┏━━

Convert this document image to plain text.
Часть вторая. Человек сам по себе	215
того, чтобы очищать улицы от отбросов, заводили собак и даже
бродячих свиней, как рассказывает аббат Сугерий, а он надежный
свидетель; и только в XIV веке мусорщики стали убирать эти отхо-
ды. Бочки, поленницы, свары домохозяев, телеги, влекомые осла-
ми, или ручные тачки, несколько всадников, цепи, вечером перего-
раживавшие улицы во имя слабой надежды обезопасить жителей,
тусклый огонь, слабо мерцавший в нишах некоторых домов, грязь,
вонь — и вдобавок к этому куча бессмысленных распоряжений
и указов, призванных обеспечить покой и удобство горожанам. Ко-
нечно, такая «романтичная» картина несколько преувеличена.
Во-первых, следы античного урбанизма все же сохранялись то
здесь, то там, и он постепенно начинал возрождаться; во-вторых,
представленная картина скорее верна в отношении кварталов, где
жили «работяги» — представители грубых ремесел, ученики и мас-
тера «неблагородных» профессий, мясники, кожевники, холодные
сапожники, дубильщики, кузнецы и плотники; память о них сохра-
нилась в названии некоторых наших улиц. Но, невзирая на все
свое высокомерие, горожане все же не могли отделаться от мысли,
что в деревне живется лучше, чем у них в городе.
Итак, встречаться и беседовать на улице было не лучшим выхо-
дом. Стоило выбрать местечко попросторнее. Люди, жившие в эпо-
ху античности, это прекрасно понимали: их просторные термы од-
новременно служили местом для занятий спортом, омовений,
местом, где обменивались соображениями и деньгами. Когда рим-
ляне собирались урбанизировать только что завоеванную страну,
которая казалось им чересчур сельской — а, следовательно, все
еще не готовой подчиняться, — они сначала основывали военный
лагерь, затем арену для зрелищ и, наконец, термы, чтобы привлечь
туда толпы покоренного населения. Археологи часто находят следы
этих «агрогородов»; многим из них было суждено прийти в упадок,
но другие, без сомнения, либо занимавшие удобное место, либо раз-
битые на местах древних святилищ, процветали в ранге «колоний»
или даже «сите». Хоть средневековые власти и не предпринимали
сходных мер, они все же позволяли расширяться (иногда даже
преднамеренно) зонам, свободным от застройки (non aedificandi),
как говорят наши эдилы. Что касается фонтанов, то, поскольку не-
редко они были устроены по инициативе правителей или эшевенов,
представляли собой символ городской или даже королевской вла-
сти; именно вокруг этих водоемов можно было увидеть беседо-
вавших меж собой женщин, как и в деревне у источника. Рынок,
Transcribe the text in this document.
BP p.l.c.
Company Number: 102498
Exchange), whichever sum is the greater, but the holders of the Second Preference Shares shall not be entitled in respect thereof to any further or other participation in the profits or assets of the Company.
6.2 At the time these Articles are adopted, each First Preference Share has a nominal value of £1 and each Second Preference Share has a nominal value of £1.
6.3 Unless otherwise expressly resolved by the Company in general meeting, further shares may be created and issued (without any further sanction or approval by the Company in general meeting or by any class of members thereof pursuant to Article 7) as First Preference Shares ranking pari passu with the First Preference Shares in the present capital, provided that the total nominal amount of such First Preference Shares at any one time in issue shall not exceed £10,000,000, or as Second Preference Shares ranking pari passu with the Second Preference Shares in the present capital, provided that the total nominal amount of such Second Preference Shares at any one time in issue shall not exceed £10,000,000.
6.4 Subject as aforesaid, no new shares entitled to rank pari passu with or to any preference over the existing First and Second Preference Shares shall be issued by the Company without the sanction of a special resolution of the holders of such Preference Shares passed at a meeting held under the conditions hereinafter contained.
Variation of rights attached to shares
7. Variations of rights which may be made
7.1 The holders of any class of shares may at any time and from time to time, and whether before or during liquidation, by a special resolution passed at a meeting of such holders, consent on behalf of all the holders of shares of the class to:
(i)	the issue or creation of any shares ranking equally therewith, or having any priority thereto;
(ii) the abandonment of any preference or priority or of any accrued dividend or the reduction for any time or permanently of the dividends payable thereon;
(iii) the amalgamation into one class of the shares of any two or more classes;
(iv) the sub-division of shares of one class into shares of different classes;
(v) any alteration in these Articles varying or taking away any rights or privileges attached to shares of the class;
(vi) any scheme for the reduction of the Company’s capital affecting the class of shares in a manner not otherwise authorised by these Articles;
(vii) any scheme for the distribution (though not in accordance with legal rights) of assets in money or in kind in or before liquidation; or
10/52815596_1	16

┗━━

In the listing above, how many lines include the word "before"? Answer with the number and nothing more.

TASK RESPONSE: 2